What is being asked:
Transcribe the entries below exactly; leave every image out.

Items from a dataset
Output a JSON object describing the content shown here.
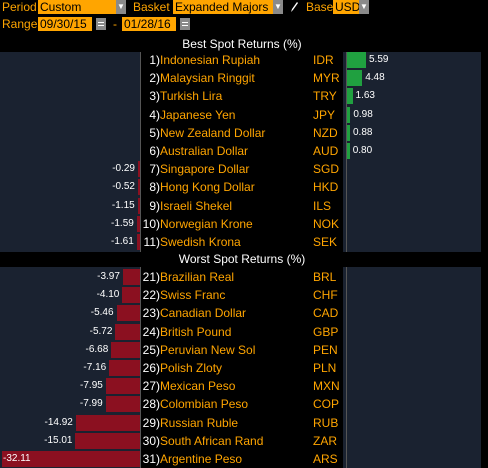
{
  "controls": {
    "period_label": "Period",
    "period_value": "Custom",
    "basket_label": "Basket",
    "basket_value": "Expanded Majors",
    "base_label": "Base",
    "base_value": "USD",
    "range_label": "Range",
    "range_start": "09/30/15",
    "range_sep": "-",
    "range_end": "01/28/16"
  },
  "best": {
    "title": "Best Spot Returns (%)",
    "rows": [
      {
        "rank": "1",
        "name": "Indonesian Rupiah",
        "code": "IDR",
        "value": 5.59,
        "label": "5.59"
      },
      {
        "rank": "2",
        "name": "Malaysian Ringgit",
        "code": "MYR",
        "value": 4.48,
        "label": "4.48"
      },
      {
        "rank": "3",
        "name": "Turkish Lira",
        "code": "TRY",
        "value": 1.63,
        "label": "1.63"
      },
      {
        "rank": "4",
        "name": "Japanese Yen",
        "code": "JPY",
        "value": 0.98,
        "label": "0.98"
      },
      {
        "rank": "5",
        "name": "New Zealand Dollar",
        "code": "NZD",
        "value": 0.88,
        "label": "0.88"
      },
      {
        "rank": "6",
        "name": "Australian Dollar",
        "code": "AUD",
        "value": 0.8,
        "label": "0.80"
      },
      {
        "rank": "7",
        "name": "Singapore Dollar",
        "code": "SGD",
        "value": -0.29,
        "label": "-0.29"
      },
      {
        "rank": "8",
        "name": "Hong Kong Dollar",
        "code": "HKD",
        "value": -0.52,
        "label": "-0.52"
      },
      {
        "rank": "9",
        "name": "Israeli Shekel",
        "code": "ILS",
        "value": -1.15,
        "label": "-1.15"
      },
      {
        "rank": "10",
        "name": "Norwegian Krone",
        "code": "NOK",
        "value": -1.59,
        "label": "-1.59"
      },
      {
        "rank": "11",
        "name": "Swedish Krona",
        "code": "SEK",
        "value": -1.61,
        "label": "-1.61"
      }
    ]
  },
  "worst": {
    "title": "Worst Spot Returns (%)",
    "rows": [
      {
        "rank": "21",
        "name": "Brazilian Real",
        "code": "BRL",
        "value": -3.97,
        "label": "-3.97"
      },
      {
        "rank": "22",
        "name": "Swiss Franc",
        "code": "CHF",
        "value": -4.1,
        "label": "-4.10"
      },
      {
        "rank": "23",
        "name": "Canadian Dollar",
        "code": "CAD",
        "value": -5.46,
        "label": "-5.46"
      },
      {
        "rank": "24",
        "name": "British Pound",
        "code": "GBP",
        "value": -5.72,
        "label": "-5.72"
      },
      {
        "rank": "25",
        "name": "Peruvian New Sol",
        "code": "PEN",
        "value": -6.68,
        "label": "-6.68"
      },
      {
        "rank": "26",
        "name": "Polish Zloty",
        "code": "PLN",
        "value": -7.16,
        "label": "-7.16"
      },
      {
        "rank": "27",
        "name": "Mexican Peso",
        "code": "MXN",
        "value": -7.95,
        "label": "-7.95"
      },
      {
        "rank": "28",
        "name": "Colombian Peso",
        "code": "COP",
        "value": -7.99,
        "label": "-7.99"
      },
      {
        "rank": "29",
        "name": "Russian Ruble",
        "code": "RUB",
        "value": -14.92,
        "label": "-14.92"
      },
      {
        "rank": "30",
        "name": "South African Rand",
        "code": "ZAR",
        "value": -15.01,
        "label": "-15.01"
      },
      {
        "rank": "31",
        "name": "Argentine Peso",
        "code": "ARS",
        "value": -32.11,
        "label": "-32.11"
      }
    ]
  },
  "colors": {
    "accent": "#ffa500",
    "positive_bar": "#20a040",
    "negative_bar": "#8b1020",
    "panel_bg": "#1a2230"
  }
}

Solution to this exercise:
Output a JSON object describing the content shown here.
{
  "controls": {
    "period_label": "Period",
    "period_value": "Custom",
    "basket_label": "Basket",
    "basket_value": "Expanded Majors",
    "base_label": "Base",
    "base_value": "USD",
    "range_label": "Range",
    "range_start": "09/30/15",
    "range_sep": "-",
    "range_end": "01/28/16"
  },
  "best": {
    "title": "Best Spot Returns (%)",
    "rows": [
      {
        "rank": "1",
        "name": "Indonesian Rupiah",
        "code": "IDR",
        "value": 5.59,
        "label": "5.59"
      },
      {
        "rank": "2",
        "name": "Malaysian Ringgit",
        "code": "MYR",
        "value": 4.48,
        "label": "4.48"
      },
      {
        "rank": "3",
        "name": "Turkish Lira",
        "code": "TRY",
        "value": 1.63,
        "label": "1.63"
      },
      {
        "rank": "4",
        "name": "Japanese Yen",
        "code": "JPY",
        "value": 0.98,
        "label": "0.98"
      },
      {
        "rank": "5",
        "name": "New Zealand Dollar",
        "code": "NZD",
        "value": 0.88,
        "label": "0.88"
      },
      {
        "rank": "6",
        "name": "Australian Dollar",
        "code": "AUD",
        "value": 0.8,
        "label": "0.80"
      },
      {
        "rank": "7",
        "name": "Singapore Dollar",
        "code": "SGD",
        "value": -0.29,
        "label": "-0.29"
      },
      {
        "rank": "8",
        "name": "Hong Kong Dollar",
        "code": "HKD",
        "value": -0.52,
        "label": "-0.52"
      },
      {
        "rank": "9",
        "name": "Israeli Shekel",
        "code": "ILS",
        "value": -1.15,
        "label": "-1.15"
      },
      {
        "rank": "10",
        "name": "Norwegian Krone",
        "code": "NOK",
        "value": -1.59,
        "label": "-1.59"
      },
      {
        "rank": "11",
        "name": "Swedish Krona",
        "code": "SEK",
        "value": -1.61,
        "label": "-1.61"
      }
    ]
  },
  "worst": {
    "title": "Worst Spot Returns (%)",
    "rows": [
      {
        "rank": "21",
        "name": "Brazilian Real",
        "code": "BRL",
        "value": -3.97,
        "label": "-3.97"
      },
      {
        "rank": "22",
        "name": "Swiss Franc",
        "code": "CHF",
        "value": -4.1,
        "label": "-4.10"
      },
      {
        "rank": "23",
        "name": "Canadian Dollar",
        "code": "CAD",
        "value": -5.46,
        "label": "-5.46"
      },
      {
        "rank": "24",
        "name": "British Pound",
        "code": "GBP",
        "value": -5.72,
        "label": "-5.72"
      },
      {
        "rank": "25",
        "name": "Peruvian New Sol",
        "code": "PEN",
        "value": -6.68,
        "label": "-6.68"
      },
      {
        "rank": "26",
        "name": "Polish Zloty",
        "code": "PLN",
        "value": -7.16,
        "label": "-7.16"
      },
      {
        "rank": "27",
        "name": "Mexican Peso",
        "code": "MXN",
        "value": -7.95,
        "label": "-7.95"
      },
      {
        "rank": "28",
        "name": "Colombian Peso",
        "code": "COP",
        "value": -7.99,
        "label": "-7.99"
      },
      {
        "rank": "29",
        "name": "Russian Ruble",
        "code": "RUB",
        "value": -14.92,
        "label": "-14.92"
      },
      {
        "rank": "30",
        "name": "South African Rand",
        "code": "ZAR",
        "value": -15.01,
        "label": "-15.01"
      },
      {
        "rank": "31",
        "name": "Argentine Peso",
        "code": "ARS",
        "value": -32.11,
        "label": "-32.11"
      }
    ]
  },
  "colors": {
    "accent": "#ffa500",
    "positive_bar": "#20a040",
    "negative_bar": "#8b1020",
    "panel_bg": "#1a2230"
  }
}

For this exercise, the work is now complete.